BEGIN DATA LISTING

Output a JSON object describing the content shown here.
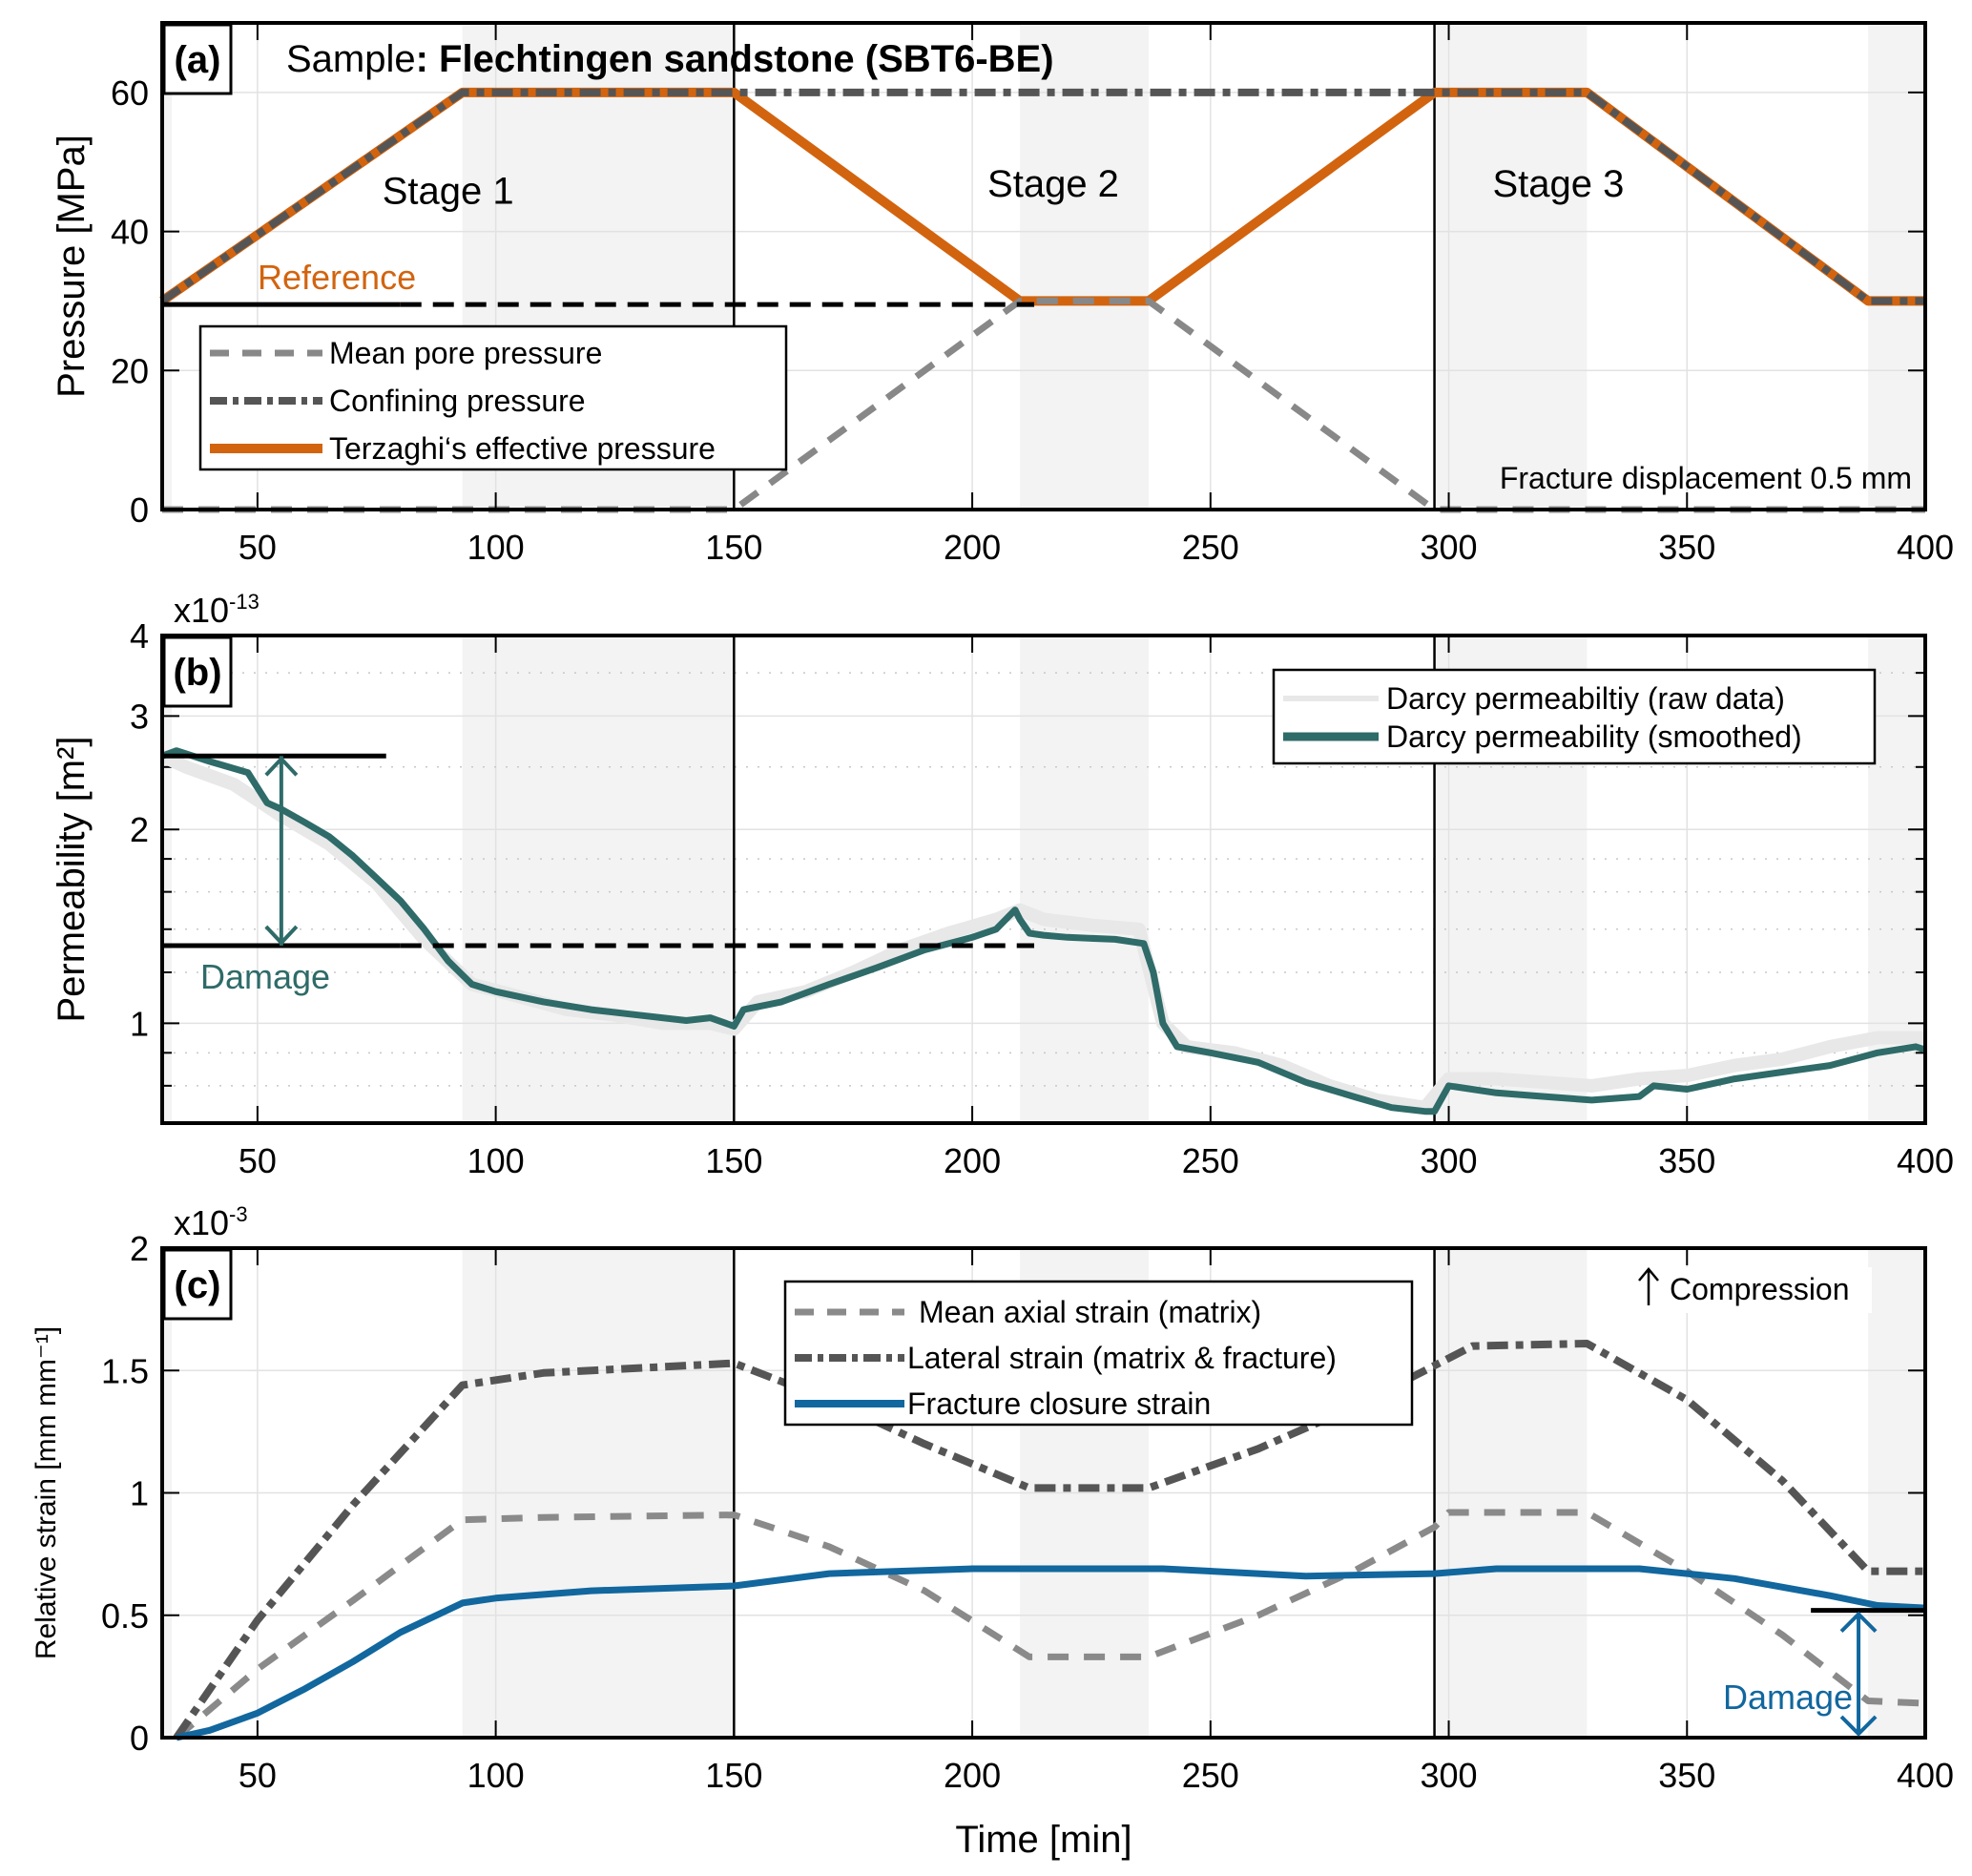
{
  "colors": {
    "effective": "#D2640F",
    "confining": "#555555",
    "pore": "#888888",
    "perm_smooth": "#2E6B69",
    "perm_raw": "#E8E8E8",
    "axial": "#8A8A8A",
    "lateral": "#555555",
    "closure": "#11679E",
    "shade": "#F3F3F3",
    "damage_b": "#2E6B69",
    "damage_c": "#11679E"
  },
  "chart_data": [
    {
      "panel": "(a)",
      "type": "line",
      "title": "Sample: Flechtingen sandstone (SBT6-BE)",
      "title_prefix": "Sample",
      "title_sample": ": Flechtingen sandstone (SBT6-BE)",
      "xlabel": "",
      "ylabel": "Pressure [MPa]",
      "xlim": [
        30,
        400
      ],
      "ylim": [
        0,
        70
      ],
      "xticks": [
        50,
        100,
        150,
        200,
        250,
        300,
        350,
        400
      ],
      "yticks": [
        0,
        20,
        40,
        60
      ],
      "grid": true,
      "legend_position": "lower-left",
      "series": [
        {
          "name": "Mean pore pressure",
          "style": "dashed",
          "x": [
            30,
            150,
            210,
            237,
            297,
            400
          ],
          "y": [
            0,
            0,
            30,
            30,
            0,
            0
          ]
        },
        {
          "name": "Confining pressure",
          "style": "dashdot",
          "x": [
            30,
            93,
            329,
            388,
            400
          ],
          "y": [
            30,
            60,
            60,
            30,
            30
          ]
        },
        {
          "name": "Terzaghi‘s effective pressure",
          "style": "solid",
          "x": [
            30,
            93,
            150,
            210,
            237,
            297,
            329,
            388,
            400
          ],
          "y": [
            30,
            60,
            60,
            30,
            30,
            60,
            60,
            30,
            30
          ]
        }
      ],
      "annotations": {
        "stages": [
          {
            "label": "Stage 1",
            "x": 90,
            "y": 44
          },
          {
            "label": "Stage 2",
            "x": 217,
            "y": 45
          },
          {
            "label": "Stage 3",
            "x": 323,
            "y": 45
          }
        ],
        "reference_label": "Reference",
        "reference_value": 29.5,
        "reference_solid_to": 80,
        "reference_dashed_to": 213,
        "fracture_note": "Fracture displacement 0.5 mm"
      },
      "shaded_x": [
        [
          30,
          32
        ],
        [
          93,
          150
        ],
        [
          210,
          237
        ],
        [
          297,
          329
        ],
        [
          388,
          400
        ]
      ],
      "stage_dividers": [
        150,
        297
      ]
    },
    {
      "panel": "(b)",
      "type": "line",
      "xlabel": "",
      "ylabel": "Permeability [m²]",
      "yscale": "log",
      "y_multiplier": "x10",
      "y_exponent": "-13",
      "xlim": [
        30,
        400
      ],
      "ylim": [
        0.7,
        4
      ],
      "xticks": [
        50,
        100,
        150,
        200,
        250,
        300,
        350,
        400
      ],
      "yticks": [
        1,
        2,
        3,
        4
      ],
      "grid": true,
      "legend_position": "top-right",
      "series": [
        {
          "name": "Darcy permeabiltiy (raw data)",
          "style": "solid-light",
          "x": [
            30,
            35,
            45,
            55,
            65,
            75,
            85,
            95,
            105,
            115,
            125,
            135,
            145,
            150,
            155,
            165,
            175,
            185,
            195,
            205,
            210,
            215,
            225,
            235,
            240,
            245,
            255,
            265,
            275,
            285,
            295,
            300,
            310,
            320,
            330,
            340,
            350,
            360,
            370,
            380,
            390,
            400
          ],
          "y": [
            2.6,
            2.5,
            2.35,
            2.1,
            1.9,
            1.65,
            1.35,
            1.15,
            1.1,
            1.05,
            1.03,
            1.0,
            1.0,
            0.98,
            1.08,
            1.12,
            1.2,
            1.3,
            1.38,
            1.45,
            1.5,
            1.45,
            1.42,
            1.4,
            1.0,
            0.92,
            0.9,
            0.86,
            0.8,
            0.76,
            0.74,
            0.82,
            0.82,
            0.81,
            0.8,
            0.82,
            0.83,
            0.86,
            0.88,
            0.92,
            0.95,
            0.95
          ]
        },
        {
          "name": "Darcy permeability (smoothed)",
          "style": "solid",
          "x": [
            30,
            33,
            40,
            48,
            52,
            55,
            60,
            65,
            70,
            75,
            80,
            85,
            90,
            95,
            100,
            110,
            120,
            130,
            140,
            145,
            150,
            152,
            160,
            170,
            180,
            190,
            200,
            205,
            209,
            210,
            212,
            215,
            220,
            230,
            236,
            238,
            240,
            243,
            250,
            260,
            270,
            280,
            288,
            295,
            297,
            300,
            310,
            320,
            330,
            340,
            343,
            350,
            360,
            370,
            380,
            390,
            398,
            400
          ],
          "y": [
            2.6,
            2.65,
            2.55,
            2.45,
            2.2,
            2.15,
            2.05,
            1.95,
            1.82,
            1.68,
            1.55,
            1.4,
            1.25,
            1.15,
            1.12,
            1.08,
            1.05,
            1.03,
            1.01,
            1.02,
            0.99,
            1.05,
            1.08,
            1.15,
            1.22,
            1.3,
            1.36,
            1.4,
            1.5,
            1.45,
            1.38,
            1.37,
            1.36,
            1.35,
            1.33,
            1.2,
            1.0,
            0.92,
            0.9,
            0.87,
            0.81,
            0.77,
            0.74,
            0.73,
            0.73,
            0.8,
            0.78,
            0.77,
            0.76,
            0.77,
            0.8,
            0.79,
            0.82,
            0.84,
            0.86,
            0.9,
            0.92,
            0.91
          ]
        }
      ],
      "annotations": {
        "damage_label": "Damage",
        "damage_upper": 2.6,
        "damage_lower": 1.32,
        "damage_x": 55,
        "upper_line_to": 77,
        "lower_solid_to": 80,
        "lower_dashed_to": 213
      },
      "shaded_x": [
        [
          30,
          32
        ],
        [
          93,
          150
        ],
        [
          210,
          237
        ],
        [
          297,
          329
        ],
        [
          388,
          400
        ]
      ],
      "stage_dividers": [
        150,
        297
      ]
    },
    {
      "panel": "(c)",
      "type": "line",
      "xlabel": "Time [min]",
      "ylabel": "Relative strain [mm mm⁻¹]",
      "y_multiplier": "x10",
      "y_exponent": "-3",
      "xlim": [
        30,
        400
      ],
      "ylim": [
        0,
        2
      ],
      "xticks": [
        50,
        100,
        150,
        200,
        250,
        300,
        350,
        400
      ],
      "yticks": [
        0,
        0.5,
        1,
        1.5,
        2
      ],
      "ytick_labels": [
        "0",
        "0.5",
        "1",
        "1.5",
        "2"
      ],
      "grid": true,
      "legend_position": "top-center",
      "series": [
        {
          "name": "Mean axial strain (matrix)",
          "style": "dashed",
          "x": [
            33,
            50,
            70,
            93,
            110,
            150,
            170,
            190,
            212,
            237,
            260,
            280,
            297,
            300,
            329,
            350,
            370,
            388,
            400
          ],
          "y": [
            0,
            0.28,
            0.56,
            0.89,
            0.9,
            0.91,
            0.78,
            0.6,
            0.33,
            0.33,
            0.5,
            0.68,
            0.86,
            0.92,
            0.92,
            0.68,
            0.42,
            0.15,
            0.14
          ]
        },
        {
          "name": "Lateral strain (matrix & fracture)",
          "style": "dashdot",
          "x": [
            33,
            50,
            70,
            93,
            110,
            150,
            170,
            190,
            212,
            237,
            260,
            280,
            297,
            305,
            329,
            350,
            370,
            388,
            400
          ],
          "y": [
            0,
            0.48,
            0.95,
            1.44,
            1.49,
            1.53,
            1.38,
            1.2,
            1.02,
            1.02,
            1.18,
            1.35,
            1.52,
            1.6,
            1.61,
            1.38,
            1.05,
            0.68,
            0.68
          ]
        },
        {
          "name": "Fracture closure strain",
          "style": "solid",
          "x": [
            33,
            40,
            50,
            60,
            70,
            80,
            93,
            100,
            120,
            150,
            170,
            200,
            240,
            270,
            297,
            310,
            340,
            360,
            380,
            390,
            400
          ],
          "y": [
            0,
            0.03,
            0.1,
            0.2,
            0.31,
            0.43,
            0.55,
            0.57,
            0.6,
            0.62,
            0.67,
            0.69,
            0.69,
            0.66,
            0.67,
            0.69,
            0.69,
            0.65,
            0.58,
            0.54,
            0.53
          ]
        }
      ],
      "annotations": {
        "compression_label": "Compression",
        "damage_label": "Damage",
        "damage_upper": 0.52,
        "damage_lower": 0.0,
        "damage_x": 386,
        "damage_line_from": 376
      },
      "shaded_x": [
        [
          30,
          32
        ],
        [
          93,
          150
        ],
        [
          210,
          237
        ],
        [
          297,
          329
        ],
        [
          388,
          400
        ]
      ],
      "stage_dividers": [
        150,
        297
      ]
    }
  ]
}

END DATA LISTING

-- YOUR TASK --
Copy each line of the listing that includes "ylabel".

-- FINISHED TASK --
      "ylabel": "Pressure [MPa]",
      "ylabel": "Permeability [m²]",
      "ylabel": "Relative strain [mm mm⁻¹]",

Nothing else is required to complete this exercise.